Task inputs.
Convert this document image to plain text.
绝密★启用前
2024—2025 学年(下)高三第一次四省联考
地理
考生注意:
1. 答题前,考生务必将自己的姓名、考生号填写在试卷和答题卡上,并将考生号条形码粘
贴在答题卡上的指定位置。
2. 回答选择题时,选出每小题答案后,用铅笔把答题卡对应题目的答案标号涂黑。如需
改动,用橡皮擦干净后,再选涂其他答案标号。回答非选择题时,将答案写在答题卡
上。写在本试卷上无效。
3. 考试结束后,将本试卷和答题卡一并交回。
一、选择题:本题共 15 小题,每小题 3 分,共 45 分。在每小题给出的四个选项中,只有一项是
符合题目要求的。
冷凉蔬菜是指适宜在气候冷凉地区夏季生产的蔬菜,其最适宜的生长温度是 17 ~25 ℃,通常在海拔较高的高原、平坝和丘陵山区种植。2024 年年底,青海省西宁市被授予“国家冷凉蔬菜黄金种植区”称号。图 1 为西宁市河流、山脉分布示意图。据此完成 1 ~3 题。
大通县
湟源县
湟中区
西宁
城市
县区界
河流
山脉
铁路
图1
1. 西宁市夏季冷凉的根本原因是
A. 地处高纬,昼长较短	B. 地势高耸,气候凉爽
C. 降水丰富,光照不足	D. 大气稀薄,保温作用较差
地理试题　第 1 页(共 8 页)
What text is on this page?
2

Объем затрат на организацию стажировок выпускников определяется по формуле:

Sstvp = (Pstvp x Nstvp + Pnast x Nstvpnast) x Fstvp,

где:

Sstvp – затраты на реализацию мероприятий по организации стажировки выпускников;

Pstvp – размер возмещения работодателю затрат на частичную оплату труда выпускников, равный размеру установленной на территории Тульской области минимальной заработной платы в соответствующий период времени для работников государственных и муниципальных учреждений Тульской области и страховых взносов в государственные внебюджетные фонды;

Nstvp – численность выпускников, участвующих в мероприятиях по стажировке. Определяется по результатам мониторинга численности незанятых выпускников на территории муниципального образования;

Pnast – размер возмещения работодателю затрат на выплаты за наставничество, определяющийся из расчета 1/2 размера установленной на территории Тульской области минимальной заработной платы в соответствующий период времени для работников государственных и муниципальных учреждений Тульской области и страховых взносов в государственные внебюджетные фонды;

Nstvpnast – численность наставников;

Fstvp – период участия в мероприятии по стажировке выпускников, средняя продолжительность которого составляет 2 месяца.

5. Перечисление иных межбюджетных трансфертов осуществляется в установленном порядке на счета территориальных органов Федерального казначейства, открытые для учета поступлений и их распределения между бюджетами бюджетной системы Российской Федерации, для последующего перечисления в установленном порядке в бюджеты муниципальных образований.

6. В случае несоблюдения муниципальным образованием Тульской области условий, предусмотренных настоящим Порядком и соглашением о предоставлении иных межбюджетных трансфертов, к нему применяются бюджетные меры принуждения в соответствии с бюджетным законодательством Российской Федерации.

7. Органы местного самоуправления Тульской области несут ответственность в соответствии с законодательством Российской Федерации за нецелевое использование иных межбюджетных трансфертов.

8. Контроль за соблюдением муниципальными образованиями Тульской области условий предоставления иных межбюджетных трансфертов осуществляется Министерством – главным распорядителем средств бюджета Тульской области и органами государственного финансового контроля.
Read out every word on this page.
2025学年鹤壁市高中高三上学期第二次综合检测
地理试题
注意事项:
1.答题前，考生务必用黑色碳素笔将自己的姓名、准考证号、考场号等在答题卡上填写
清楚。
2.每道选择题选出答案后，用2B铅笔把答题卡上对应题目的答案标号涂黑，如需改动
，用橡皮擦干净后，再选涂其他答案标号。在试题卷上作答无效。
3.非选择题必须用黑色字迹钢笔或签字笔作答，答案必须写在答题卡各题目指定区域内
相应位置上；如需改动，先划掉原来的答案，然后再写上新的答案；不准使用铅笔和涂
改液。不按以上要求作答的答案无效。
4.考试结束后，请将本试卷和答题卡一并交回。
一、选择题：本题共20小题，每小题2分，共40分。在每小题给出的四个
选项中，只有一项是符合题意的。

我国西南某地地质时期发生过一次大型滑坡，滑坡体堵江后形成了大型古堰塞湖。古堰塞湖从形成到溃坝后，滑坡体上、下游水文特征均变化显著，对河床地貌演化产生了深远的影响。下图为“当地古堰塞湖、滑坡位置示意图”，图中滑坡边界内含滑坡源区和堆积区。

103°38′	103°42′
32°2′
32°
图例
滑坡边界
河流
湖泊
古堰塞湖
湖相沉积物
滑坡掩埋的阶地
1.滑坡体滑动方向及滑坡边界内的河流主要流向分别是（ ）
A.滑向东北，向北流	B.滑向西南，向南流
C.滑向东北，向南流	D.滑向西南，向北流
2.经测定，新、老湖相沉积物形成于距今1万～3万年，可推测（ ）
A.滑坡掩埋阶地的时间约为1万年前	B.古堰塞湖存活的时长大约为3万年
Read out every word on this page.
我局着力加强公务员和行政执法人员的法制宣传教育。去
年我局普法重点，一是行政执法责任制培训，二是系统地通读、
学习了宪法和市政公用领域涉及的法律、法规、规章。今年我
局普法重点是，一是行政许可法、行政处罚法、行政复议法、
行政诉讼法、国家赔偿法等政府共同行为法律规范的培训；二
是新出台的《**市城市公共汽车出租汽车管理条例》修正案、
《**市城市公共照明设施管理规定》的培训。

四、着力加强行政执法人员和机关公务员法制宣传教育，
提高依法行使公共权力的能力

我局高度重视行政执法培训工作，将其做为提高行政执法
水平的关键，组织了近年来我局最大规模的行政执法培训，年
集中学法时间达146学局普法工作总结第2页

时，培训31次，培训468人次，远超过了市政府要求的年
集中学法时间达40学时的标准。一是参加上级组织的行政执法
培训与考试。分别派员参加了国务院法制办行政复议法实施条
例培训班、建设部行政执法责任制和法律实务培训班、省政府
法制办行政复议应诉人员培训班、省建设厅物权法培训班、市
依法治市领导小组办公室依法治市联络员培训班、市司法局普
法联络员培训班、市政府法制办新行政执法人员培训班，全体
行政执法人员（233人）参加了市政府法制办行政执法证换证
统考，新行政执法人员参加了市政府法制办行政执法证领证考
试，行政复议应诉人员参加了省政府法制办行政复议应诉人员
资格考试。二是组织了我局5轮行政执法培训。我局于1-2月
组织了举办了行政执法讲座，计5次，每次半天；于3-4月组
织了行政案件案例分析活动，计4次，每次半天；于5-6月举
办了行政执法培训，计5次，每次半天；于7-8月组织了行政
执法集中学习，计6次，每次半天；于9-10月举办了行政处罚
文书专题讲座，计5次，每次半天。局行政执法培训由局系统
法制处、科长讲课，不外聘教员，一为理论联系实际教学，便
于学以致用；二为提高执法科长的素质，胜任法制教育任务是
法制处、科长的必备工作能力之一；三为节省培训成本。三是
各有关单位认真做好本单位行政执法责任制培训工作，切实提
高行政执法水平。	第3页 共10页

What to work on.
Nothing should be left out: repeat all of the data exactly.

Reply to the exercise.
Convert this document image to plain text.
绝密★启用前
2024—2025 学年(下)高三第一次四省联考
地理
考生注意:
1. 答题前,考生务必将自己的姓名、考生号填写在试卷和答题卡上,并将考生号条形码粘
贴在答题卡上的指定位置。
2. 回答选择题时,选出每小题答案后,用铅笔把答题卡对应题目的答案标号涂黑。如需
改动,用橡皮擦干净后,再选涂其他答案标号。回答非选择题时,将答案写在答题卡
上。写在本试卷上无效。
3. 考试结束后,将本试卷和答题卡一并交回。
一、选择题:本题共 15 小题,每小题 3 分,共 45 分。在每小题给出的四个选项中,只有一项是
符合题目要求的。
冷凉蔬菜是指适宜在气候冷凉地区夏季生产的蔬菜,其最适宜的生长温度是 17 ~25 ℃,通常在海拔较高的高原、平坝和丘陵山区种植。2024 年年底,青海省西宁市被授予“国家冷凉蔬菜黄金种植区”称号。图 1 为西宁市河流、山脉分布示意图。据此完成 1 ~3 题。
大通县
湟源县
湟中区
西宁
城市
县区界
河流
山脉
铁路
图1
1. 西宁市夏季冷凉的根本原因是
A. 地处高纬,昼长较短	B. 地势高耸,气候凉爽
C. 降水丰富,光照不足	D. 大气稀薄,保温作用较差
地理试题　第 1 页(共 8 页)
What text is on this page?
2

Объем затрат на организацию стажировок выпускников определяется по формуле:

Sstvp = (Pstvp x Nstvp + Pnast x Nstvpnast) x Fstvp,

где:

Sstvp – затраты на реализацию мероприятий по организации стажировки выпускников;

Pstvp – размер возмещения работодателю затрат на частичную оплату труда выпускников, равный размеру установленной на территории Тульской области минимальной заработной платы в соответствующий период времени для работников государственных и муниципальных учреждений Тульской области и страховых взносов в государственные внебюджетные фонды;

Nstvp – численность выпускников, участвующих в мероприятиях по стажировке. Определяется по результатам мониторинга численности незанятых выпускников на территории муниципального образования;

Pnast – размер возмещения работодателю затрат на выплаты за наставничество, определяющийся из расчета 1/2 размера установленной на территории Тульской области минимальной заработной платы в соответствующий период времени для работников государственных и муниципальных учреждений Тульской области и страховых взносов в государственные внебюджетные фонды;

Nstvpnast – численность наставников;

Fstvp – период участия в мероприятии по стажировке выпускников, средняя продолжительность которого составляет 2 месяца.

5. Перечисление иных межбюджетных трансфертов осуществляется в установленном порядке на счета территориальных органов Федерального казначейства, открытые для учета поступлений и их распределения между бюджетами бюджетной системы Российской Федерации, для последующего перечисления в установленном порядке в бюджеты муниципальных образований.

6. В случае несоблюдения муниципальным образованием Тульской области условий, предусмотренных настоящим Порядком и соглашением о предоставлении иных межбюджетных трансфертов, к нему применяются бюджетные меры принуждения в соответствии с бюджетным законодательством Российской Федерации.

7. Органы местного самоуправления Тульской области несут ответственность в соответствии с законодательством Российской Федерации за нецелевое использование иных межбюджетных трансфертов.

8. Контроль за соблюдением муниципальными образованиями Тульской области условий предоставления иных межбюджетных трансфертов осуществляется Министерством – главным распорядителем средств бюджета Тульской области и органами государственного финансового контроля.
Read out every word on this page.
2025学年鹤壁市高中高三上学期第二次综合检测
地理试题
注意事项:
1.答题前，考生务必用黑色碳素笔将自己的姓名、准考证号、考场号等在答题卡上填写
清楚。
2.每道选择题选出答案后，用2B铅笔把答题卡上对应题目的答案标号涂黑，如需改动
，用橡皮擦干净后，再选涂其他答案标号。在试题卷上作答无效。
3.非选择题必须用黑色字迹钢笔或签字笔作答，答案必须写在答题卡各题目指定区域内
相应位置上；如需改动，先划掉原来的答案，然后再写上新的答案；不准使用铅笔和涂
改液。不按以上要求作答的答案无效。
4.考试结束后，请将本试卷和答题卡一并交回。
一、选择题：本题共20小题，每小题2分，共40分。在每小题给出的四个
选项中，只有一项是符合题意的。

我国西南某地地质时期发生过一次大型滑坡，滑坡体堵江后形成了大型古堰塞湖。古堰塞湖从形成到溃坝后，滑坡体上、下游水文特征均变化显著，对河床地貌演化产生了深远的影响。下图为“当地古堰塞湖、滑坡位置示意图”，图中滑坡边界内含滑坡源区和堆积区。

103°38′	103°42′
32°2′
32°
图例
滑坡边界
河流
湖泊
古堰塞湖
湖相沉积物
滑坡掩埋的阶地
1.滑坡体滑动方向及滑坡边界内的河流主要流向分别是（ ）
A.滑向东北，向北流	B.滑向西南，向南流
C.滑向东北，向南流	D.滑向西南，向北流
2.经测定，新、老湖相沉积物形成于距今1万～3万年，可推测（ ）
A.滑坡掩埋阶地的时间约为1万年前	B.古堰塞湖存活的时长大约为3万年
Read out every word on this page.
我局着力加强公务员和行政执法人员的法制宣传教育。去
年我局普法重点，一是行政执法责任制培训，二是系统地通读、
学习了宪法和市政公用领域涉及的法律、法规、规章。今年我
局普法重点是，一是行政许可法、行政处罚法、行政复议法、
行政诉讼法、国家赔偿法等政府共同行为法律规范的培训；二
是新出台的《**市城市公共汽车出租汽车管理条例》修正案、
《**市城市公共照明设施管理规定》的培训。

四、着力加强行政执法人员和机关公务员法制宣传教育，
提高依法行使公共权力的能力

我局高度重视行政执法培训工作，将其做为提高行政执法
水平的关键，组织了近年来我局最大规模的行政执法培训，年
集中学法时间达146学局普法工作总结第2页

时，培训31次，培训468人次，远超过了市政府要求的年
集中学法时间达40学时的标准。一是参加上级组织的行政执法
培训与考试。分别派员参加了国务院法制办行政复议法实施条
例培训班、建设部行政执法责任制和法律实务培训班、省政府
法制办行政复议应诉人员培训班、省建设厅物权法培训班、市
依法治市领导小组办公室依法治市联络员培训班、市司法局普
法联络员培训班、市政府法制办新行政执法人员培训班，全体
行政执法人员（233人）参加了市政府法制办行政执法证换证
统考，新行政执法人员参加了市政府法制办行政执法证领证考
试，行政复议应诉人员参加了省政府法制办行政复议应诉人员
资格考试。二是组织了我局5轮行政执法培训。我局于1-2月
组织了举办了行政执法讲座，计5次，每次半天；于3-4月组
织了行政案件案例分析活动，计4次，每次半天；于5-6月举
办了行政执法培训，计5次，每次半天；于7-8月组织了行政
执法集中学习，计6次，每次半天；于9-10月举办了行政处罚
文书专题讲座，计5次，每次半天。局行政执法培训由局系统
法制处、科长讲课，不外聘教员，一为理论联系实际教学，便
于学以致用；二为提高执法科长的素质，胜任法制教育任务是
法制处、科长的必备工作能力之一；三为节省培训成本。三是
各有关单位认真做好本单位行政执法责任制培训工作，切实提
高行政执法水平。	第3页 共10页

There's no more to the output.